[Work to be completed]:
Convert the lines of the listing into a JSON list of strings, one string per line and no blank lines, starting at the line containing "cmd-icon: c:\ (12, 11, 28, 25)" and ending at the line containing "give me the". Include only those lines.

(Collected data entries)
################
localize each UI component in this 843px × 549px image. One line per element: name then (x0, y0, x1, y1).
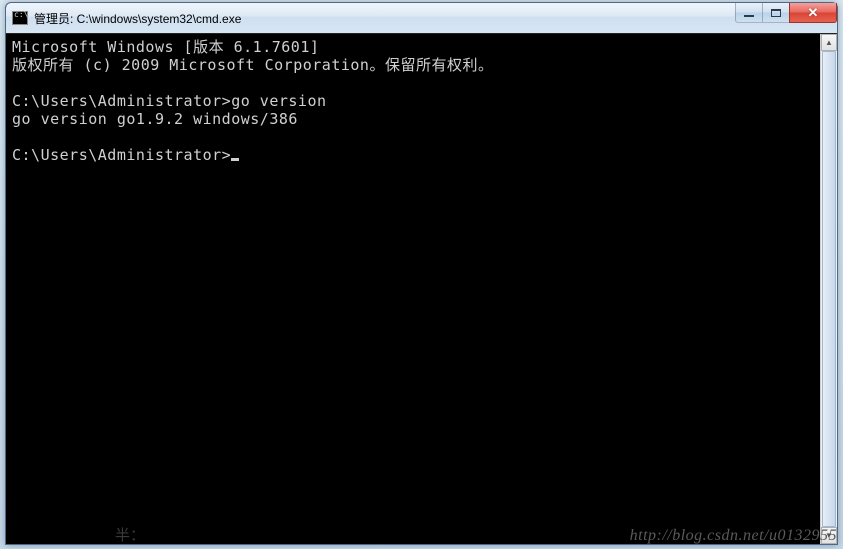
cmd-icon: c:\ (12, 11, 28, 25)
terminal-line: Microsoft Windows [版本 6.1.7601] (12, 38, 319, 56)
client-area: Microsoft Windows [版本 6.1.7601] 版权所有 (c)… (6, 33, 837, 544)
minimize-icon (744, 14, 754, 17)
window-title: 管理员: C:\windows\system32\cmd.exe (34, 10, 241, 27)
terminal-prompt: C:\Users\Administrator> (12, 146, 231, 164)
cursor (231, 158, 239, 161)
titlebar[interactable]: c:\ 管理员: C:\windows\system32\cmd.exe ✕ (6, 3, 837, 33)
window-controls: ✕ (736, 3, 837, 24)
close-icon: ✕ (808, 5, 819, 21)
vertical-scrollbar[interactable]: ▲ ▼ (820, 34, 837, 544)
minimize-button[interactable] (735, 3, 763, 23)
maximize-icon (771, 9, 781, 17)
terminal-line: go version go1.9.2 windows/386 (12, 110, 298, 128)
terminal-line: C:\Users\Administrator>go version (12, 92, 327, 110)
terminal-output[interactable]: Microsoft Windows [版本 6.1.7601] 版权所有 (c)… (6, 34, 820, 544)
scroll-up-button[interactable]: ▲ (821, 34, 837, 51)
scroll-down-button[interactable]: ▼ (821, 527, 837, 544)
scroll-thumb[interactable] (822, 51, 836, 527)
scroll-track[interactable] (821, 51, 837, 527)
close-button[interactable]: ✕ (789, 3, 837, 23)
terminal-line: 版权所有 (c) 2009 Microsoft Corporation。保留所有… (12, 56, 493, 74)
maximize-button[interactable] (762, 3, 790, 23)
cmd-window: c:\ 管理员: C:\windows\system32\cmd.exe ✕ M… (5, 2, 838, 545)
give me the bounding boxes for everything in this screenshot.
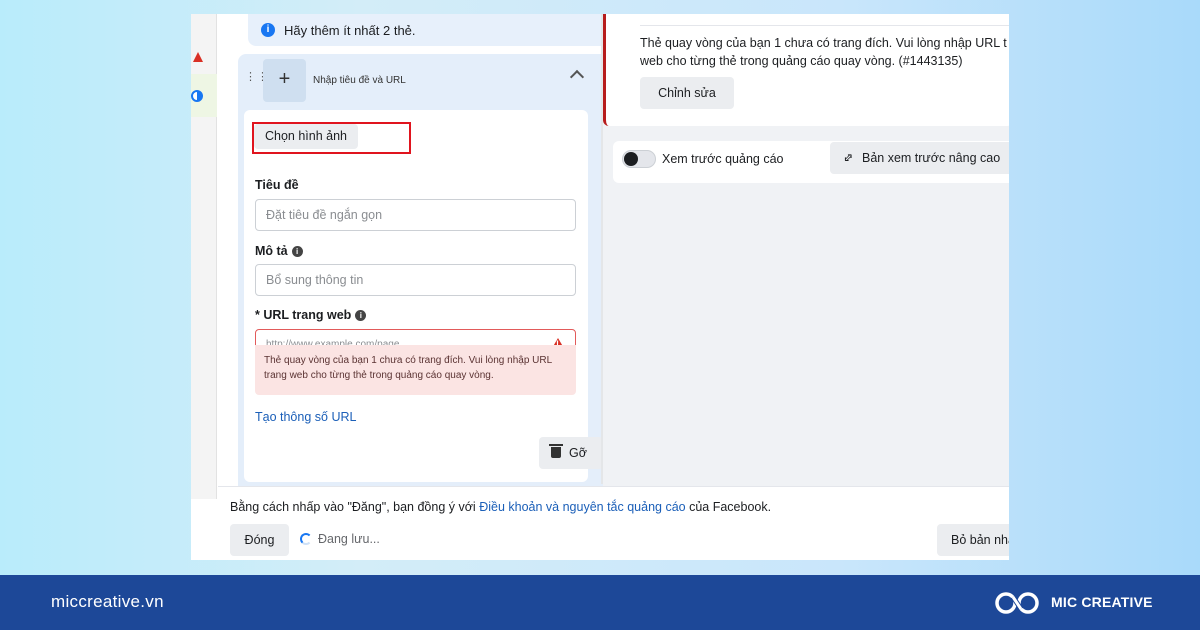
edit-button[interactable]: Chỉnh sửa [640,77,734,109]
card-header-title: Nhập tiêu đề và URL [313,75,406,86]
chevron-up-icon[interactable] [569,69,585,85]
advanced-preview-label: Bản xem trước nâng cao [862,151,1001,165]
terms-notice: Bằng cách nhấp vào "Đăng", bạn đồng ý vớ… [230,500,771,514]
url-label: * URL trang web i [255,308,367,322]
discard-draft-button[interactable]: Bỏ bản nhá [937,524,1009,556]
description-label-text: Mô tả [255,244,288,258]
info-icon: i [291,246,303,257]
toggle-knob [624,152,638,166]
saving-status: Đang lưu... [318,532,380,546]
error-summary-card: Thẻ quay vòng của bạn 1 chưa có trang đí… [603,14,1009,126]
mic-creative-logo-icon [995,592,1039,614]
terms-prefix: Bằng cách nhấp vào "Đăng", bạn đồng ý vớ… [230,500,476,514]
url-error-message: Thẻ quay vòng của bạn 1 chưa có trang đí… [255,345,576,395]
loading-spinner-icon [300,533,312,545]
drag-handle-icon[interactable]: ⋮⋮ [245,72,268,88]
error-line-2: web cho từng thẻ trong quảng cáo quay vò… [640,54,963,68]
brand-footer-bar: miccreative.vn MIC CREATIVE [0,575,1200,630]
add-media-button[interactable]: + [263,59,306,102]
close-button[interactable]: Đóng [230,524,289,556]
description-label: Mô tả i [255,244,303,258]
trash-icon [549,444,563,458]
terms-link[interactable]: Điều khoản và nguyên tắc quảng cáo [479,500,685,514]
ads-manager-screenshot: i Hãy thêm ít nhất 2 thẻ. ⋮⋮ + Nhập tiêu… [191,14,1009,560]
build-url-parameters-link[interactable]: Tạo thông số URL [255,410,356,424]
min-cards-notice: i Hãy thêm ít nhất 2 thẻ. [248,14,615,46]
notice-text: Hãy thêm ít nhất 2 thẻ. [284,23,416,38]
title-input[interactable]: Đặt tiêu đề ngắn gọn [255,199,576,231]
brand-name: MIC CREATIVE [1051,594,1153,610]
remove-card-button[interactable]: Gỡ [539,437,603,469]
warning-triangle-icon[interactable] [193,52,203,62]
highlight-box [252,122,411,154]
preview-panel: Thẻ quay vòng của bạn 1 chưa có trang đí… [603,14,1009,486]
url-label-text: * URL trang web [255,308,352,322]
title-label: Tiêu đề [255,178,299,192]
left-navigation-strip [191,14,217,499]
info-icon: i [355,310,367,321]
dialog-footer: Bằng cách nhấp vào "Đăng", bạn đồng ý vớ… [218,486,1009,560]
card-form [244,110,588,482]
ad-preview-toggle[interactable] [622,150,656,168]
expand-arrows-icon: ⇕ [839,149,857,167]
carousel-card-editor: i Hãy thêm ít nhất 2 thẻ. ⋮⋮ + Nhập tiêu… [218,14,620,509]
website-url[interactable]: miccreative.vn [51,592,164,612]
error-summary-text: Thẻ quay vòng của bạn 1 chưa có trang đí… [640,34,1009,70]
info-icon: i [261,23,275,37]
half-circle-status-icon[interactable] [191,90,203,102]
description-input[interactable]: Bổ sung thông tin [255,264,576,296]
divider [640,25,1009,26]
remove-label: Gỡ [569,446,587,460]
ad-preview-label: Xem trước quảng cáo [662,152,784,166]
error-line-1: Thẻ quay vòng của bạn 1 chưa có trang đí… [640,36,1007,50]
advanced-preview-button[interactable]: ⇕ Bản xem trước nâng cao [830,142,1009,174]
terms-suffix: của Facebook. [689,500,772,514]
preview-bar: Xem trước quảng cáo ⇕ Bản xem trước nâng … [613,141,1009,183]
################
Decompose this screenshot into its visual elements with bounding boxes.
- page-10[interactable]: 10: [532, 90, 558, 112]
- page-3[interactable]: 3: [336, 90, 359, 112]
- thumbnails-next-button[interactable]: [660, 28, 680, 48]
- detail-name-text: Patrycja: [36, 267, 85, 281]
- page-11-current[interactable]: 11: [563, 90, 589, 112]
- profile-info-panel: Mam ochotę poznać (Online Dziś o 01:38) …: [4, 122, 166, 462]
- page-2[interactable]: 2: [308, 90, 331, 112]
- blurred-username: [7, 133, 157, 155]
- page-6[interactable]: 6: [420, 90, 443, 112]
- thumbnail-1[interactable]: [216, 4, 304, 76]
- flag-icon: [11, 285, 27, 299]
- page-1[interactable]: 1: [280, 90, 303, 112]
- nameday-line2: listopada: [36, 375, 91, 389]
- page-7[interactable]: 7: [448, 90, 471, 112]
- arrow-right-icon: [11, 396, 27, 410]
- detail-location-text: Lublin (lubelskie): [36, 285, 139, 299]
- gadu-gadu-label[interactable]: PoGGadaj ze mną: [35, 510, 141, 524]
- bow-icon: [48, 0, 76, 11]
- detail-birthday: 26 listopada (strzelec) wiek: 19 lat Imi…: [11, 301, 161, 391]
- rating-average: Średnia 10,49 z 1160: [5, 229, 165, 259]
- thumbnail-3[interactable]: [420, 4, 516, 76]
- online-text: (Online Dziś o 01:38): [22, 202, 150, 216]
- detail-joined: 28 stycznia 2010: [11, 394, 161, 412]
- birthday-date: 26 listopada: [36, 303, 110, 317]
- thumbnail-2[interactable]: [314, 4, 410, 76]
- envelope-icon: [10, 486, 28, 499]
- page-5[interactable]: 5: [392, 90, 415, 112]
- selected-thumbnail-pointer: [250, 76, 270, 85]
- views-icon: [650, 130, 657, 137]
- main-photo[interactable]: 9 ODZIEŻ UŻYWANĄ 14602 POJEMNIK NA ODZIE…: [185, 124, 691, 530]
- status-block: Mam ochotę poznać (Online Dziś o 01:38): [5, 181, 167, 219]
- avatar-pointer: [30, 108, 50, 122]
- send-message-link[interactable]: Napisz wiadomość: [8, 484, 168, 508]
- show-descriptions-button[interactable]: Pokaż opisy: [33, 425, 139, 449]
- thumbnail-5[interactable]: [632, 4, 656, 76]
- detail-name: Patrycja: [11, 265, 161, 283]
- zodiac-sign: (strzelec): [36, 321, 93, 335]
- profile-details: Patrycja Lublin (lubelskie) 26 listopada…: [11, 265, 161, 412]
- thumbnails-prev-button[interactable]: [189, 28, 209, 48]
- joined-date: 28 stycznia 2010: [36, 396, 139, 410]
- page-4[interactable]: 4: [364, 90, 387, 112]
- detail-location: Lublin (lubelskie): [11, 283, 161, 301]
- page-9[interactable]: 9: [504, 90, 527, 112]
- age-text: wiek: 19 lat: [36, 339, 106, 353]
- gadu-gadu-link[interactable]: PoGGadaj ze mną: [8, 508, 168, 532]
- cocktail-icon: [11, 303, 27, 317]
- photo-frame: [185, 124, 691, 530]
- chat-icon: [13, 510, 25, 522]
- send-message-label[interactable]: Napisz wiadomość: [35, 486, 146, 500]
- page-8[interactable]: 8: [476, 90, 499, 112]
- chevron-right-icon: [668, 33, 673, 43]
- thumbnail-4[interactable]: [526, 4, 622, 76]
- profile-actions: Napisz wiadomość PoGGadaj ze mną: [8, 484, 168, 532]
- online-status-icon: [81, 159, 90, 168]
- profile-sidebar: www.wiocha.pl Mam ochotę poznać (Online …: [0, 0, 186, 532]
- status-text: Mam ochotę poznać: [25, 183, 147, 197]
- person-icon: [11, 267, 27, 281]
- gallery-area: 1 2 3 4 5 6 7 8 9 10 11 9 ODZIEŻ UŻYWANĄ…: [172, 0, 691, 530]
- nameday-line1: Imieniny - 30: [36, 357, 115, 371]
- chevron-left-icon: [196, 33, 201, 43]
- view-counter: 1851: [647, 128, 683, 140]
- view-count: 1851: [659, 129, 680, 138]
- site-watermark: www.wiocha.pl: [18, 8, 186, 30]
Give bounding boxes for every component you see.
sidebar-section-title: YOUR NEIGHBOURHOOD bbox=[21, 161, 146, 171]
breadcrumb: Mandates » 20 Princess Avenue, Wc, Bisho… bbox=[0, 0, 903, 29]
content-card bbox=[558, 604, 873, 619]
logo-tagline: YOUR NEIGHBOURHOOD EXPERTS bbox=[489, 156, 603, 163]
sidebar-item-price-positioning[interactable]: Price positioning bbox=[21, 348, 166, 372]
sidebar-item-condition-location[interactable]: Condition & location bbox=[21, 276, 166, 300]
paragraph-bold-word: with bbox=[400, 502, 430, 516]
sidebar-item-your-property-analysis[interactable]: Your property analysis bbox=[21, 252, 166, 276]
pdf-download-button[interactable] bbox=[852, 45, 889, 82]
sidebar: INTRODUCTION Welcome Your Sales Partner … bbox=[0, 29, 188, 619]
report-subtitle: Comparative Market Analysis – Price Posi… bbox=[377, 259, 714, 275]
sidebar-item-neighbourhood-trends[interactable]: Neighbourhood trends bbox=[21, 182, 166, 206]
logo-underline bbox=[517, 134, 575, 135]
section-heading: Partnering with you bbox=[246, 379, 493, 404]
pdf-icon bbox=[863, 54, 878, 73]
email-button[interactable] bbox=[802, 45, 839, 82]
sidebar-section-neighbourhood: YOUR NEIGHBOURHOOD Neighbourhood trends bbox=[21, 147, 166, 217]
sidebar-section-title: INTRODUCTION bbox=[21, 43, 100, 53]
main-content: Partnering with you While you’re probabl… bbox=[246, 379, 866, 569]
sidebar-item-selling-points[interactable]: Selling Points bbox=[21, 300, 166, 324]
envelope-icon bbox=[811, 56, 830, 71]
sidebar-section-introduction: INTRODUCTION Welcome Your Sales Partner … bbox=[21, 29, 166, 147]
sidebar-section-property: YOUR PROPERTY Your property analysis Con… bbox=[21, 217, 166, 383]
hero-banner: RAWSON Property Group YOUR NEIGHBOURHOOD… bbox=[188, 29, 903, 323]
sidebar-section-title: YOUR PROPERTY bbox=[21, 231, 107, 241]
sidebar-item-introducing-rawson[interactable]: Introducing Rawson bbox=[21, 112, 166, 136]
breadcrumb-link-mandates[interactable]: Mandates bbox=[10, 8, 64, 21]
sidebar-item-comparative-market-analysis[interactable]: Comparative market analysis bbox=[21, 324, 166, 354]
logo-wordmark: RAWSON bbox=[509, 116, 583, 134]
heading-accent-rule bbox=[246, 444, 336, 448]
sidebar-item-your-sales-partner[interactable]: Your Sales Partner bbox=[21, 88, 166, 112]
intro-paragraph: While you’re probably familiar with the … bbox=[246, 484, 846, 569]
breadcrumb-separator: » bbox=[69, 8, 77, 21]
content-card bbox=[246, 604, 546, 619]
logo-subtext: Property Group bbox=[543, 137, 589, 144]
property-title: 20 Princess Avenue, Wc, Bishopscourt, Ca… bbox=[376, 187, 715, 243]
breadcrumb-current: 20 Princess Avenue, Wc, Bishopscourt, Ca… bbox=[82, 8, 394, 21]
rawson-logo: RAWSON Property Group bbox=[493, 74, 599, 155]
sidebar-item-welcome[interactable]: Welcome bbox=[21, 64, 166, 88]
################
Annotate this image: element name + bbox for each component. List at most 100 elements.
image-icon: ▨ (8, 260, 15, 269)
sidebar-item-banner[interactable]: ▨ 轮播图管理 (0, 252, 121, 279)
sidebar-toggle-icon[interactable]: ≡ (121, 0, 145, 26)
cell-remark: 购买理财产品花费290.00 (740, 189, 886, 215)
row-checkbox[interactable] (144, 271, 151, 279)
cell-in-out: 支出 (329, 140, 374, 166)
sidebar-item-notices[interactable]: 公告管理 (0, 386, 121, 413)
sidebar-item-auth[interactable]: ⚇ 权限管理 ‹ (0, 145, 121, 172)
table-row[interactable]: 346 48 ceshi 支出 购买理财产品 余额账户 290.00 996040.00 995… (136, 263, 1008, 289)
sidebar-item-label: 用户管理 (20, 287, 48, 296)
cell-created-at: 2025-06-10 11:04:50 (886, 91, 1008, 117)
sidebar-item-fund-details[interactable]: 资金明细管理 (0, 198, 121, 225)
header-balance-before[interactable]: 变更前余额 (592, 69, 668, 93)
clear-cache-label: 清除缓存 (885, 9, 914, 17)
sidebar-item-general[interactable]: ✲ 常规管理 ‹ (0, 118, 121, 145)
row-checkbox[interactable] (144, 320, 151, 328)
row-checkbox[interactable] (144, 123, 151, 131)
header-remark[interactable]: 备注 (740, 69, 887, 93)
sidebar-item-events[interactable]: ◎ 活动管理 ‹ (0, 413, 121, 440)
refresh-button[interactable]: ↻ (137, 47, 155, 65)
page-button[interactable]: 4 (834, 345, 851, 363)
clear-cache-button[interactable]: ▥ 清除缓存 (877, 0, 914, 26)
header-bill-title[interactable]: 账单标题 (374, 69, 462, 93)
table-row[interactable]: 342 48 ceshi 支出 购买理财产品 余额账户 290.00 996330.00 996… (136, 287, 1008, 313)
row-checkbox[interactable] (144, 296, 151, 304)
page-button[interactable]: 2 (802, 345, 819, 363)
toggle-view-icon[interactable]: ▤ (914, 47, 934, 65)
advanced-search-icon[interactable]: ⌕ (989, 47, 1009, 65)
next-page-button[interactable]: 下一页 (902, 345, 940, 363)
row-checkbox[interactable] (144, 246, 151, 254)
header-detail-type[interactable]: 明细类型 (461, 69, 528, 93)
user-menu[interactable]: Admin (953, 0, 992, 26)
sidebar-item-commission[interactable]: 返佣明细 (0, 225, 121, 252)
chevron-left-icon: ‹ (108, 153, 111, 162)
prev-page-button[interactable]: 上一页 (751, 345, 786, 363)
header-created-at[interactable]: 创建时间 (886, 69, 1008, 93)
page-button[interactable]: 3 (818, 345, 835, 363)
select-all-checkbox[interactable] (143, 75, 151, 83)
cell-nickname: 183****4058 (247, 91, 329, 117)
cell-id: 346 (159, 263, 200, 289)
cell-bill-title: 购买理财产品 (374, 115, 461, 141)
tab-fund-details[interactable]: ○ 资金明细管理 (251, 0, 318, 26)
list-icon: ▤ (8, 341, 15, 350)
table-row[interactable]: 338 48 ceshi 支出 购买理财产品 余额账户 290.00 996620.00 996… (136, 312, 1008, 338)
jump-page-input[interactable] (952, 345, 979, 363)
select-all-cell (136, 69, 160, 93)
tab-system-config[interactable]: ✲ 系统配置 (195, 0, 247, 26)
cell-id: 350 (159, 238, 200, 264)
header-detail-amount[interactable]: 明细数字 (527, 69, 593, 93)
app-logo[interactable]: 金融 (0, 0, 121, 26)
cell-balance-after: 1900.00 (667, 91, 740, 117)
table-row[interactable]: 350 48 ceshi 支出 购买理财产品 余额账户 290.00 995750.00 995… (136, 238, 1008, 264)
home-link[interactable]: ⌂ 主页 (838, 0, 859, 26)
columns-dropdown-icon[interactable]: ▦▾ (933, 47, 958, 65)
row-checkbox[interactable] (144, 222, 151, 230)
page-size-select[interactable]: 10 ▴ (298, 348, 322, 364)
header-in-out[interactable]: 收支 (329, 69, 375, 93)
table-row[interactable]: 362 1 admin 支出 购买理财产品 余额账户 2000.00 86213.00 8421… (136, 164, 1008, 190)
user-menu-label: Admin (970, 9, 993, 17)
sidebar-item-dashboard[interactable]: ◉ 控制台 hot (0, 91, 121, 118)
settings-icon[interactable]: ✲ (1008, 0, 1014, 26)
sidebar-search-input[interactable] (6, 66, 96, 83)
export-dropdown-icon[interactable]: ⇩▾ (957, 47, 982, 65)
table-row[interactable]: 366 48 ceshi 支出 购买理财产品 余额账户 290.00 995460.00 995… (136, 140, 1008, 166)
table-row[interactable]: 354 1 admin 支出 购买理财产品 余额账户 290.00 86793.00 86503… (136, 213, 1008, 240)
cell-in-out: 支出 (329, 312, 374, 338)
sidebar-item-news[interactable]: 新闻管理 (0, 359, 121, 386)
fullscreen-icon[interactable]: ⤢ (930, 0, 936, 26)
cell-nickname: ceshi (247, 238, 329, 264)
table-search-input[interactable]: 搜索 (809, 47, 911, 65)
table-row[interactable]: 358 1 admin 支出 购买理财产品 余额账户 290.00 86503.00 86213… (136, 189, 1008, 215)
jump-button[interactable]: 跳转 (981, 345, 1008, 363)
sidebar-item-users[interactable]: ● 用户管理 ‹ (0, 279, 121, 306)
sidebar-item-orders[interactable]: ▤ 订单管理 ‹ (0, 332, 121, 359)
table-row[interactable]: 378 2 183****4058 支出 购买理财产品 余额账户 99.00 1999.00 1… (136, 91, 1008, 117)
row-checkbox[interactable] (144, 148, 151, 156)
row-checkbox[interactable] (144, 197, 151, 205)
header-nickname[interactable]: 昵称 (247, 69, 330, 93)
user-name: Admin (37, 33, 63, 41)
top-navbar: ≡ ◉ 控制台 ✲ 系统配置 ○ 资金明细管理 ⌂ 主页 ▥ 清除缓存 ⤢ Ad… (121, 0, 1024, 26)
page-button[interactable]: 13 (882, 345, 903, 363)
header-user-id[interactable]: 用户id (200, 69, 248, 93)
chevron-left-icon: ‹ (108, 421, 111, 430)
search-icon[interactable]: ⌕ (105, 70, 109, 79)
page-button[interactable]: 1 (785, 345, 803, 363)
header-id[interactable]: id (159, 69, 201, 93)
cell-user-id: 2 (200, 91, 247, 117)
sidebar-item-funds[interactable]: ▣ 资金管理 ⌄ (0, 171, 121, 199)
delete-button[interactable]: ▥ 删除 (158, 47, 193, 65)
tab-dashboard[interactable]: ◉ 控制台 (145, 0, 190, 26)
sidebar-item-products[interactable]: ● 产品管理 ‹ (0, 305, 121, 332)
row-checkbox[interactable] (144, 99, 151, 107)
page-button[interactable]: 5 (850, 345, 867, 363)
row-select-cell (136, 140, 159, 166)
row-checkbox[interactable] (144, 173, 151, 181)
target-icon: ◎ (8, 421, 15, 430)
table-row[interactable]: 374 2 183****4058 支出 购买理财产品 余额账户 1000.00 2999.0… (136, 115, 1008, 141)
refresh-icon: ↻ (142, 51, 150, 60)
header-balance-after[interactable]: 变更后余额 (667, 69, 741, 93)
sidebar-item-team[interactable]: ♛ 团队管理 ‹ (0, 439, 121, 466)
################
[Exercise output]:
[
  "cmd-icon: c:\\ (12, 11, 28, 25)",
  "terminal-line: Microsoft Windows [版本 6.1.7601] (12, 38, 319, 56)",
  "client-area: Microsoft Windows [版本 6.1.7601] 版权所有 (c)… (6, 33, 837, 544)",
  "minimize-icon (744, 14, 754, 17)",
  "window-title: 管理员: C:\\windows\\system32\\cmd.exe (34, 10, 241, 27)",
  "terminal-prompt: C:\\Users\\Administrator> (12, 146, 231, 164)",
  "cursor (231, 158, 239, 161)",
  "titlebar[interactable]: c:\\ 管理员: C:\\windows\\system32\\cmd.exe ✕ (6, 3, 837, 33)",
  "window-controls: ✕ (736, 3, 837, 24)",
  "close-icon: ✕ (808, 5, 819, 21)",
  "vertical-scrollbar[interactable]: ▲ ▼ (820, 34, 837, 544)",
  "minimize-button[interactable] (735, 3, 763, 23)",
  "maximize-icon (771, 9, 781, 17)",
  "terminal-line: go version go1.9.2 windows/386 (12, 110, 298, 128)",
  "terminal-line: C:\\Users\\Administrator>go version (12, 92, 327, 110)",
  "terminal-output[interactable]: Microsoft Windows [版本 6.1.7601] 版权所有 (c)… (6, 34, 820, 544)",
  "scroll-up-button[interactable]: ▲ (821, 34, 837, 51)",
  "scroll-down-button[interactable]: ▼ (821, 527, 837, 544)",
  "scroll-thumb[interactable] (822, 51, 836, 527)",
  "scroll-track[interactable] (821, 51, 837, 527)",
  "close-button[interactable]: ✕ (789, 3, 837, 23)",
  "terminal-line: 版权所有 (c) 2009 Microsoft Corporation。保留所有… (12, 56, 493, 74)",
  "maximize-button[interactable] (762, 3, 790, 23)",
  "cmd-window: c:\\ 管理员: C:\\windows\\system32\\cmd.exe ✕ M… (5, 2, 838, 545)",
  "give me the bounding boxes for everything in this screenshot."
]